[Stored entries]
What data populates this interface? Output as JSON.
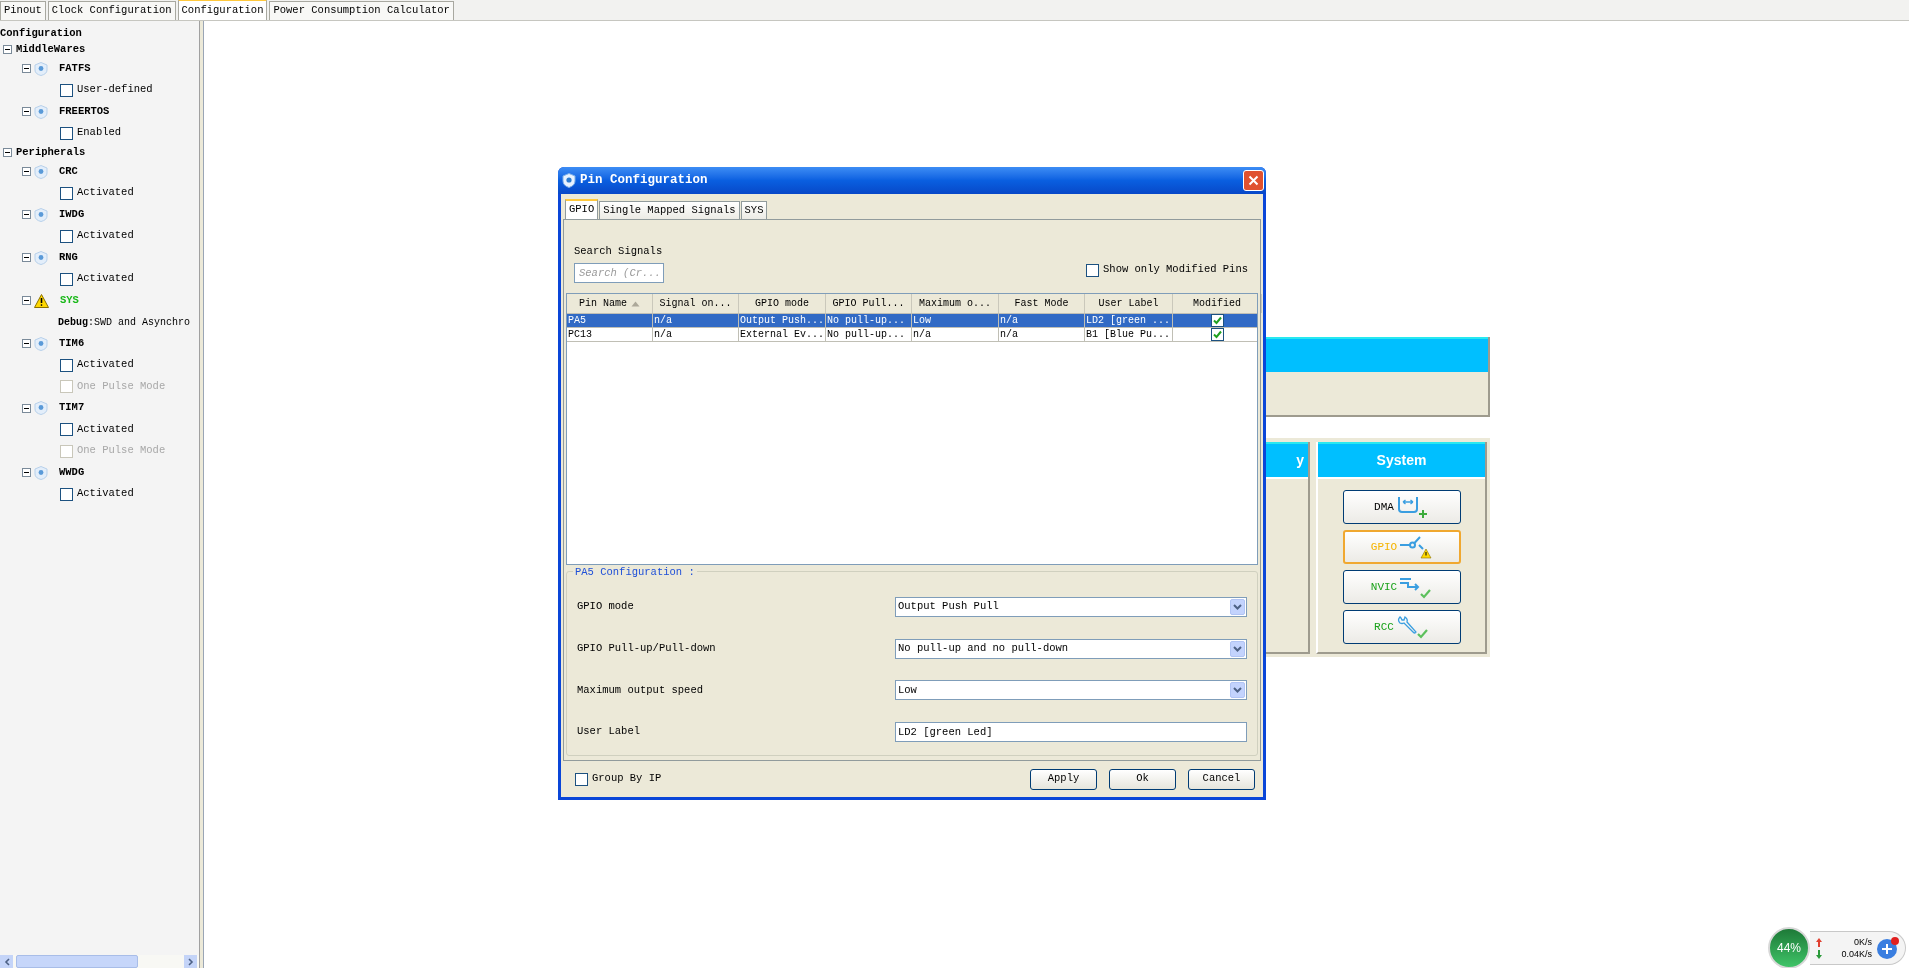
{
  "tabs": [
    {
      "label": "Pinout",
      "selected": false
    },
    {
      "label": "Clock Configuration",
      "selected": false
    },
    {
      "label": "Configuration",
      "selected": true
    },
    {
      "label": "Power Consumption Calculator",
      "selected": false
    }
  ],
  "tree": {
    "root": "Configuration",
    "children": [
      {
        "label": "MiddleWares",
        "expanded": true,
        "children": [
          {
            "label": "FATFS",
            "warning": false,
            "expanded": true,
            "children": [
              {
                "kind": "checkbox",
                "label": "User-defined",
                "checked": false,
                "disabled": false
              }
            ]
          },
          {
            "label": "FREERTOS",
            "warning": false,
            "expanded": true,
            "children": [
              {
                "kind": "checkbox",
                "label": "Enabled",
                "checked": false,
                "disabled": false
              }
            ]
          }
        ]
      },
      {
        "label": "Peripherals",
        "expanded": true,
        "children": [
          {
            "label": "CRC",
            "warning": false,
            "expanded": true,
            "children": [
              {
                "kind": "checkbox",
                "label": "Activated",
                "checked": false,
                "disabled": false
              }
            ]
          },
          {
            "label": "IWDG",
            "warning": false,
            "expanded": true,
            "children": [
              {
                "kind": "checkbox",
                "label": "Activated",
                "checked": false,
                "disabled": false
              }
            ]
          },
          {
            "label": "RNG",
            "warning": false,
            "expanded": true,
            "children": [
              {
                "kind": "checkbox",
                "label": "Activated",
                "checked": false,
                "disabled": false
              }
            ]
          },
          {
            "label": "SYS",
            "warning": true,
            "expanded": true,
            "children": [
              {
                "kind": "info",
                "text": "**Debug**:SWD and Asynchro"
              }
            ]
          },
          {
            "label": "TIM6",
            "warning": false,
            "expanded": true,
            "children": [
              {
                "kind": "checkbox",
                "label": "Activated",
                "checked": false,
                "disabled": false
              },
              {
                "kind": "checkbox",
                "label": "One Pulse Mode",
                "checked": false,
                "disabled": true
              }
            ]
          },
          {
            "label": "TIM7",
            "warning": false,
            "expanded": true,
            "children": [
              {
                "kind": "checkbox",
                "label": "Activated",
                "checked": false,
                "disabled": false
              },
              {
                "kind": "checkbox",
                "label": "One Pulse Mode",
                "checked": false,
                "disabled": true
              }
            ]
          },
          {
            "label": "WWDG",
            "warning": false,
            "expanded": true,
            "children": [
              {
                "kind": "checkbox",
                "label": "Activated",
                "checked": false,
                "disabled": false
              }
            ]
          }
        ]
      }
    ]
  },
  "background": {
    "connectivity_header": "y",
    "system": {
      "title": "System",
      "buttons": [
        {
          "label": "DMA",
          "kind": "new"
        },
        {
          "label": "GPIO",
          "kind": "warning"
        },
        {
          "label": "NVIC",
          "kind": "ok"
        },
        {
          "label": "RCC",
          "kind": "ok"
        }
      ]
    }
  },
  "dialog": {
    "title": "Pin Configuration",
    "tabs": [
      {
        "label": "GPIO",
        "selected": true
      },
      {
        "label": "Single Mapped Signals",
        "selected": false
      },
      {
        "label": "SYS",
        "selected": false
      }
    ],
    "search": {
      "label": "Search Signals",
      "placeholder": "Search (Cr..."
    },
    "show_modified": {
      "label": "Show only Modified Pins",
      "checked": false
    },
    "table": {
      "columns": [
        {
          "label": "Pin Name",
          "sorted": true
        },
        {
          "label": "Signal on...",
          "sorted": false
        },
        {
          "label": "GPIO mode",
          "sorted": false
        },
        {
          "label": "GPIO Pull...",
          "sorted": false
        },
        {
          "label": "Maximum o...",
          "sorted": false
        },
        {
          "label": "Fast Mode",
          "sorted": false
        },
        {
          "label": "User Label",
          "sorted": false
        },
        {
          "label": "Modified",
          "sorted": false
        }
      ],
      "rows": [
        {
          "selected": true,
          "cells": [
            "PA5",
            "n/a",
            "Output Push...",
            "No pull-up...",
            "Low",
            "n/a",
            "LD2 [green ..."
          ],
          "modified": true
        },
        {
          "selected": false,
          "cells": [
            "PC13",
            "n/a",
            "External Ev...",
            "No pull-up...",
            "n/a",
            "n/a",
            "B1 [Blue Pu..."
          ],
          "modified": true
        }
      ]
    },
    "config": {
      "title": "PA5 Configuration :",
      "fields": [
        {
          "kind": "select",
          "label": "GPIO mode",
          "value": "Output Push Pull"
        },
        {
          "kind": "select",
          "label": "GPIO Pull-up/Pull-down",
          "value": "No pull-up and no pull-down"
        },
        {
          "kind": "select",
          "label": "Maximum output speed",
          "value": "Low"
        },
        {
          "kind": "text",
          "label": "User Label",
          "value": "LD2 [green Led]"
        }
      ]
    },
    "group_by_ip": {
      "label": "Group By IP",
      "checked": false
    },
    "buttons": [
      "Apply",
      "Ok",
      "Cancel"
    ]
  },
  "net_monitor": {
    "load": "44%",
    "upload": "0K/s",
    "download": "0.04K/s"
  }
}
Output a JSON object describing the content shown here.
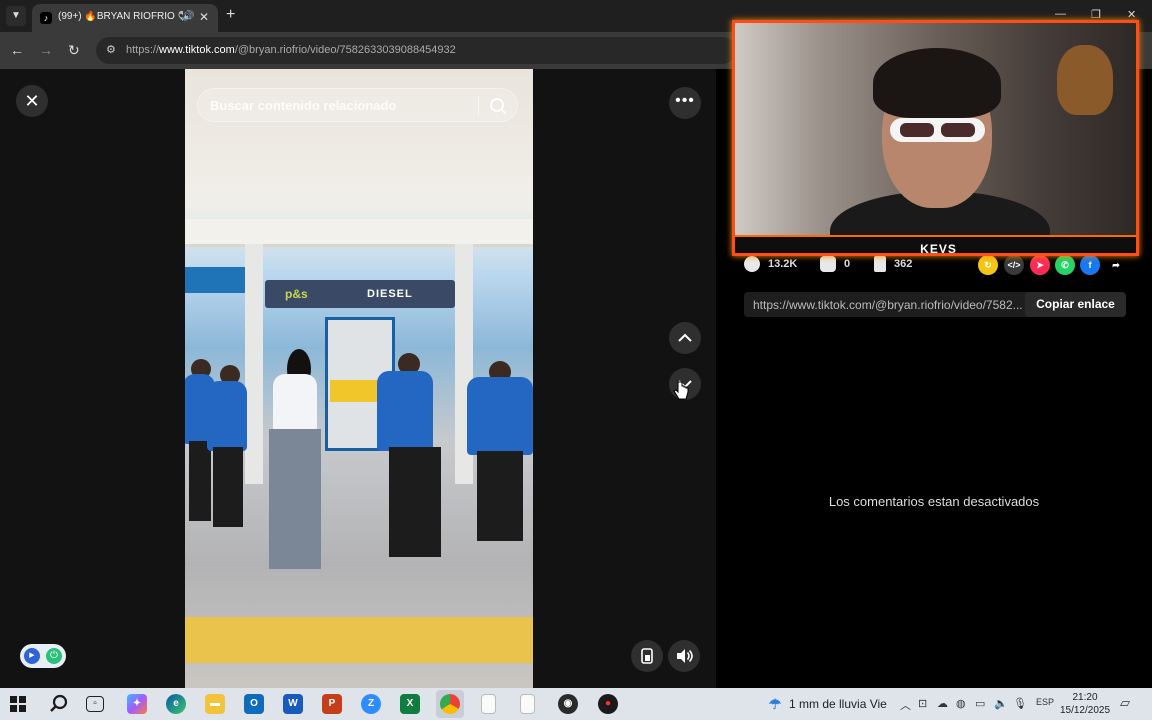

- **GOAL**
Reproduce the listing above exactly, excluding all pictures.

- **EXERCISE ANSWER**
What data populates this interface? Output as JSON.
{
  "tabs": [
    {
      "label": "Pinout",
      "selected": false
    },
    {
      "label": "Clock Configuration",
      "selected": false
    },
    {
      "label": "Configuration",
      "selected": true
    },
    {
      "label": "Power Consumption Calculator",
      "selected": false
    }
  ],
  "tree": {
    "root": "Configuration",
    "children": [
      {
        "label": "MiddleWares",
        "expanded": true,
        "children": [
          {
            "label": "FATFS",
            "warning": false,
            "expanded": true,
            "children": [
              {
                "kind": "checkbox",
                "label": "User-defined",
                "checked": false,
                "disabled": false
              }
            ]
          },
          {
            "label": "FREERTOS",
            "warning": false,
            "expanded": true,
            "children": [
              {
                "kind": "checkbox",
                "label": "Enabled",
                "checked": false,
                "disabled": false
              }
            ]
          }
        ]
      },
      {
        "label": "Peripherals",
        "expanded": true,
        "children": [
          {
            "label": "CRC",
            "warning": false,
            "expanded": true,
            "children": [
              {
                "kind": "checkbox",
                "label": "Activated",
                "checked": false,
                "disabled": false
              }
            ]
          },
          {
            "label": "IWDG",
            "warning": false,
            "expanded": true,
            "children": [
              {
                "kind": "checkbox",
                "label": "Activated",
                "checked": false,
                "disabled": false
              }
            ]
          },
          {
            "label": "RNG",
            "warning": false,
            "expanded": true,
            "children": [
              {
                "kind": "checkbox",
                "label": "Activated",
                "checked": false,
                "disabled": false
              }
            ]
          },
          {
            "label": "SYS",
            "warning": true,
            "expanded": true,
            "children": [
              {
                "kind": "info",
                "text": "**Debug**:SWD and Asynchro"
              }
            ]
          },
          {
            "label": "TIM6",
            "warning": false,
            "expanded": true,
            "children": [
              {
                "kind": "checkbox",
                "label": "Activated",
                "checked": false,
                "disabled": false
              },
              {
                "kind": "checkbox",
                "label": "One Pulse Mode",
                "checked": false,
                "disabled": true
              }
            ]
          },
          {
            "label": "TIM7",
            "warning": false,
            "expanded": true,
            "children": [
              {
                "kind": "checkbox",
                "label": "Activated",
                "checked": false,
                "disabled": false
              },
              {
                "kind": "checkbox",
                "label": "One Pulse Mode",
                "checked": false,
                "disabled": true
              }
            ]
          },
          {
            "label": "WWDG",
            "warning": false,
            "expanded": true,
            "children": [
              {
                "kind": "checkbox",
                "label": "Activated",
                "checked": false,
                "disabled": false
              }
            ]
          }
        ]
      }
    ]
  },
  "background": {
    "connectivity_header": "y",
    "system": {
      "title": "System",
      "buttons": [
        {
          "label": "DMA",
          "kind": "new"
        },
        {
          "label": "GPIO",
          "kind": "warning"
        },
        {
          "label": "NVIC",
          "kind": "ok"
        },
        {
          "label": "RCC",
          "kind": "ok"
        }
      ]
    }
  },
  "dialog": {
    "title": "Pin Configuration",
    "tabs": [
      {
        "label": "GPIO",
        "selected": true
      },
      {
        "label": "Single Mapped Signals",
        "selected": false
      },
      {
        "label": "SYS",
        "selected": false
      }
    ],
    "search": {
      "label": "Search Signals",
      "placeholder": "Search (Cr..."
    },
    "show_modified": {
      "label": "Show only Modified Pins",
      "checked": false
    },
    "table": {
      "columns": [
        {
          "label": "Pin Name",
          "sorted": true
        },
        {
          "label": "Signal on...",
          "sorted": false
        },
        {
          "label": "GPIO mode",
          "sorted": false
        },
        {
          "label": "GPIO Pull...",
          "sorted": false
        },
        {
          "label": "Maximum o...",
          "sorted": false
        },
        {
          "label": "Fast Mode",
          "sorted": false
        },
        {
          "label": "User Label",
          "sorted": false
        },
        {
          "label": "Modified",
          "sorted": false
        }
      ],
      "rows": [
        {
          "selected": true,
          "cells": [
            "PA5",
            "n/a",
            "Output Push...",
            "No pull-up...",
            "Low",
            "n/a",
            "LD2 [green ..."
          ],
          "modified": true
        },
        {
          "selected": false,
          "cells": [
            "PC13",
            "n/a",
            "External Ev...",
            "No pull-up...",
            "n/a",
            "n/a",
            "B1 [Blue Pu..."
          ],
          "modified": true
        }
      ]
    },
    "config": {
      "title": "PA5 Configuration :",
      "fields": [
        {
          "kind": "select",
          "label": "GPIO mode",
          "value": "Output Push Pull"
        },
        {
          "kind": "select",
          "label": "GPIO Pull-up/Pull-down",
          "value": "No pull-up and no pull-down"
        },
        {
          "kind": "select",
          "label": "Maximum output speed",
          "value": "Low"
        },
        {
          "kind": "text",
          "label": "User Label",
          "value": "LD2 [green Led]"
        }
      ]
    },
    "group_by_ip": {
      "label": "Group By IP",
      "checked": false
    },
    "buttons": [
      "Apply",
      "Ok",
      "Cancel"
    ]
  },
  "net_monitor": {
    "load": "44%",
    "upload": "0K/s",
    "download": "0.04K/s"
  }
}
Output a JSON object describing the content shown here.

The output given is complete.